■ Document excerpt ■
□ □ □ □ □ □ □

Dr. Boynton joined the faculty of the University of Rochester in 1952 as an Assistant Professor of Psychology. In 1963, Dr. Boynton founded the University of Rochester's Center for Visual Science (CVS), and served as director of CVS until 1971. He was well known for his research on the neurophysiological processes in the eye and brain that underlie vision. His book, "Human Color Vision" is a standard text studied by others in this area of science. He also published more than 1,500 pages in his more-than-40-year career. The CVS Boynton Colloquium Series, which features leading researchers across the interdisciplinary field of vision research, is named in his honor.

Upcoming Boynton Colloquia

January 31, 2024
3:00 p.m., Rm 2-6408, K207 Auditorium

Jess Cardin, Department of Neuroscience, Yale School of Medicine

Cortical network events underlying perceptual behavior

Cognitive processes underlying behavior are linked to specific spatiotemporal patterns of neural activity in the neocortex. These patterns arise from synchronous synaptic activity and are often detected as prominent peaks in particular frequency bands in the cortical field potential. Activity in a wide range of frequencies (5-100Hz) generally occurs in correlation with cognitive behaviors such as navigation, attention, perception, and memory. However, cortical activity is highly variable on multiple timescales (milliseconds to hundreds of seconds), obscuring the fine temporal relationship between bouts of patterned activity and behavior. Identifying discrete neural events underlying patterned activity within highly dynamic cortical network fluctuations thus remains a critical challenge. We developed a novel analytical method to track individual network events underlying state-dependent activity with single-cycle precision. We find in mouse primary visual cortex (V1) that γ- (30-80Hz), but not β- (15-30Hz), range events are associated with feedforward thalamocortical drive and can be selectively evoked by thalamocortical stimulation in a biologically realistic pattern, but not by Poisson or regular stimulation. g, but not b, events are associated with enhanced visual encoding by V1 neurons despite their neighboring frequency bands. Gamma event rate increases steadily prior to visually-cued behavior, accurately predicting trial-by-trial visual detection performance. This relationship between cortical γ events and behavior is sensory modality-specific and rapidly modulated by changes in task objectives, but unaffected by behavioral state. Gamma events thus selectively support flexible cortical encoding according to behavioral context, suggesting a distinct role for transient patterns of cortical activity.

□ □ □ □ □ □ □

[Document layout analysis data]
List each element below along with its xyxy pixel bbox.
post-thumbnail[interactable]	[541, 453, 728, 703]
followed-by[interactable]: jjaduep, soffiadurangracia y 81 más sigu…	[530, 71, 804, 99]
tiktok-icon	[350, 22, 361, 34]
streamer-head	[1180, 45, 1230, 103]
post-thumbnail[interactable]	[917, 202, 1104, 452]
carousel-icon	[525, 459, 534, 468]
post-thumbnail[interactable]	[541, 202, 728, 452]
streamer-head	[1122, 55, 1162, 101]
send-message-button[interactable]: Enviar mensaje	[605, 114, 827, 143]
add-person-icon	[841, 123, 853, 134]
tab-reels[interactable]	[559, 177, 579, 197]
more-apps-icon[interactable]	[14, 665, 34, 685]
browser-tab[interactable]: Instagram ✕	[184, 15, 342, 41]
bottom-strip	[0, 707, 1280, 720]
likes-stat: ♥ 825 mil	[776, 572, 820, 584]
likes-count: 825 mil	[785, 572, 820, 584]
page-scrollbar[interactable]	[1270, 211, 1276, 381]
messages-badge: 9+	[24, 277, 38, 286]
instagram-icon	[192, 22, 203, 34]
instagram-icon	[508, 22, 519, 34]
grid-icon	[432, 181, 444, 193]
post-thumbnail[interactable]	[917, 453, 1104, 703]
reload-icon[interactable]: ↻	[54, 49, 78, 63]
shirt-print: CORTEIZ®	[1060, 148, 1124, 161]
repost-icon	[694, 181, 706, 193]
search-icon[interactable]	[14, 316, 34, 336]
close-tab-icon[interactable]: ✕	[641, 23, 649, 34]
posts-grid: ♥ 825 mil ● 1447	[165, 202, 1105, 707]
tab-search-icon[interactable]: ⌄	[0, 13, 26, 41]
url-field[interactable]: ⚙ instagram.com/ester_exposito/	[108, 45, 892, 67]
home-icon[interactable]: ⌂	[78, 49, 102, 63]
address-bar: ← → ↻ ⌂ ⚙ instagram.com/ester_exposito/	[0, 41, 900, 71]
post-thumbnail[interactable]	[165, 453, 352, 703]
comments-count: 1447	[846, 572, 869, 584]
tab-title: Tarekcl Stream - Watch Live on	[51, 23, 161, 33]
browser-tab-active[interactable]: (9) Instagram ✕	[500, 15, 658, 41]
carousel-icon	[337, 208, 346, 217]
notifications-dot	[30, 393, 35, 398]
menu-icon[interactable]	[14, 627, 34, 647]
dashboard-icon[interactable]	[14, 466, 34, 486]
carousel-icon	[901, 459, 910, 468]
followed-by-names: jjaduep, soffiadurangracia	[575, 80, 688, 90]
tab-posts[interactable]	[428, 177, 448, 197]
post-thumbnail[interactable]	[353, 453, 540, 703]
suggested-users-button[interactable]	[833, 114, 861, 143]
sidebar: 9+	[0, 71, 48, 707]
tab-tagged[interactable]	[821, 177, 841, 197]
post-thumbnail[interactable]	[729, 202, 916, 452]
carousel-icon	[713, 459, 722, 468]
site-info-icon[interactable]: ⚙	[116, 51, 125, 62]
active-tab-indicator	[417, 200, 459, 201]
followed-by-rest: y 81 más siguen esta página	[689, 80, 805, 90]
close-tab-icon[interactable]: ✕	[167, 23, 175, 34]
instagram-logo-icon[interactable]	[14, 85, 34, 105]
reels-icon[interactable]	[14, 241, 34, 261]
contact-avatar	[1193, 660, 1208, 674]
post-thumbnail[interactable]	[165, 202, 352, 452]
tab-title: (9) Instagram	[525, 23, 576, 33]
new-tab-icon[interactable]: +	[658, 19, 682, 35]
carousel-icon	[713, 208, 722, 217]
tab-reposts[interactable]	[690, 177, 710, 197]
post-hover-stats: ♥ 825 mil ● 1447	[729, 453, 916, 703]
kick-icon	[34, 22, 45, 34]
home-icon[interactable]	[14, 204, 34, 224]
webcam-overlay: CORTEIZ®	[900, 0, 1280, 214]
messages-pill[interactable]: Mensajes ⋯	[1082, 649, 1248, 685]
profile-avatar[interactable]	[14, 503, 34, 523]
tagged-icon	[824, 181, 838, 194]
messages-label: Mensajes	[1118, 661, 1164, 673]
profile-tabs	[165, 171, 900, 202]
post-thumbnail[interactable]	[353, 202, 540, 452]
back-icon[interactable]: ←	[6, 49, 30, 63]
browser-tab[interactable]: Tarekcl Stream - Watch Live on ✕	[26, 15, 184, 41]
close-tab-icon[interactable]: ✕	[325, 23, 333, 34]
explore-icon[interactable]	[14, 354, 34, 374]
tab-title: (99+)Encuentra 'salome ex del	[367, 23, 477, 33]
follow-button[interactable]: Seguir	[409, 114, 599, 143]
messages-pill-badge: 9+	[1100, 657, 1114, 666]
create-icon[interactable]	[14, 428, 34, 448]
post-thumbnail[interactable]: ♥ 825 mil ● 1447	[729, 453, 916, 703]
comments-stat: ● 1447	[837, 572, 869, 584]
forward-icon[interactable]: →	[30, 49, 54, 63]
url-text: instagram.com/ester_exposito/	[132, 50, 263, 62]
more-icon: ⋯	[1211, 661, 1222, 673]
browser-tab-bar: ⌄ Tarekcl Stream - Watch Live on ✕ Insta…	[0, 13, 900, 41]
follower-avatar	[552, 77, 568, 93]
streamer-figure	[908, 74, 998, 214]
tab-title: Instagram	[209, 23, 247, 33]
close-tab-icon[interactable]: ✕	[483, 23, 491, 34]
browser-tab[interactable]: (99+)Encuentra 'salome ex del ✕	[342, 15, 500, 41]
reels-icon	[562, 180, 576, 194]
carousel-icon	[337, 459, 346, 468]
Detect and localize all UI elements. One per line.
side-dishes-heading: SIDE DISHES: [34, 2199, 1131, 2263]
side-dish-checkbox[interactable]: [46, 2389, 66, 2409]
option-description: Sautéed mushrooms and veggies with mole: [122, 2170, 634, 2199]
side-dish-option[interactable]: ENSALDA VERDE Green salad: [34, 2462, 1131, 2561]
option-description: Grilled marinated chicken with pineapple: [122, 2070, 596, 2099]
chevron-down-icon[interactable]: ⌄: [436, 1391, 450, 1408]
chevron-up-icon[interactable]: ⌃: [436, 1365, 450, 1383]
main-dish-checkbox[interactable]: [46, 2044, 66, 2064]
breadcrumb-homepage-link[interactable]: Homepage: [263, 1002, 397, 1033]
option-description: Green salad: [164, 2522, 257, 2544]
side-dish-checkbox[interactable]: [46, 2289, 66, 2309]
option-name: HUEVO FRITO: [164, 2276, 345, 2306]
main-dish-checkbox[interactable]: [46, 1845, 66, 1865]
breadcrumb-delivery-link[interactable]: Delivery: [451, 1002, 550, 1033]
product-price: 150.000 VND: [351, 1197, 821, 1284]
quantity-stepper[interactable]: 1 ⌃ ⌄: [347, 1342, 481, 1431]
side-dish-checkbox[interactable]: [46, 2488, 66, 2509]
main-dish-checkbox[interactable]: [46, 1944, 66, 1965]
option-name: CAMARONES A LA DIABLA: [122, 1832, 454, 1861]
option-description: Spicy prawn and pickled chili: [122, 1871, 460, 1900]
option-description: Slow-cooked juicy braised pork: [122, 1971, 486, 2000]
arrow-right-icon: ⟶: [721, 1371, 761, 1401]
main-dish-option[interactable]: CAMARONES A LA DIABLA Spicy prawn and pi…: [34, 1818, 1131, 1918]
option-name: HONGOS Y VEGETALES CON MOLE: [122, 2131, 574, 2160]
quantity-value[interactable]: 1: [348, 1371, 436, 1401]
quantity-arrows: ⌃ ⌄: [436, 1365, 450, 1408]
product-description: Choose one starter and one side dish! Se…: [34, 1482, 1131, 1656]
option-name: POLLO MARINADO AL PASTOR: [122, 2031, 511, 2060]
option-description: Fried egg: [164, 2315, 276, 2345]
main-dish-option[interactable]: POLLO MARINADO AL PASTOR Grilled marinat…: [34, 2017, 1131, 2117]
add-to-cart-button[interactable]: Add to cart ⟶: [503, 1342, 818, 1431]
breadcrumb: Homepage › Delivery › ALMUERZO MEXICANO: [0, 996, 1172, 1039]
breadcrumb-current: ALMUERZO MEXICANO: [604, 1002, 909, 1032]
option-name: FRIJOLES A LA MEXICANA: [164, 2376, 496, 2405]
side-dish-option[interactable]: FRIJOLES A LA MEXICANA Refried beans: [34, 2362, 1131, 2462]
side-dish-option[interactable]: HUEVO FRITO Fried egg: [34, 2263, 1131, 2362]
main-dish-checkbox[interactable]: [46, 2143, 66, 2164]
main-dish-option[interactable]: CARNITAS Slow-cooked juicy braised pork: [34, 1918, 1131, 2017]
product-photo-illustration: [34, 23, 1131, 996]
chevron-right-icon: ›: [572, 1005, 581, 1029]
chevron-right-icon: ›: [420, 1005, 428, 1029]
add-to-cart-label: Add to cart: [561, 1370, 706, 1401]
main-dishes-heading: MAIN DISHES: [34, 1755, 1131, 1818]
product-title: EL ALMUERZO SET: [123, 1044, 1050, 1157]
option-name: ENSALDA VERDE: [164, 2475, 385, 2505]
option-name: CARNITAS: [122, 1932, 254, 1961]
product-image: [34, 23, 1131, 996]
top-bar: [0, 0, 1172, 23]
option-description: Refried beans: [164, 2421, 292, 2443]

□ □ □ □ □ □ □

■ Exercise goal ■
According to the Boynton colloquium page, in what year did Dr. Boynton found the University of Rochester's Center for Visual Science? None of the rows are needed here.

■ Answer for the task ■
1963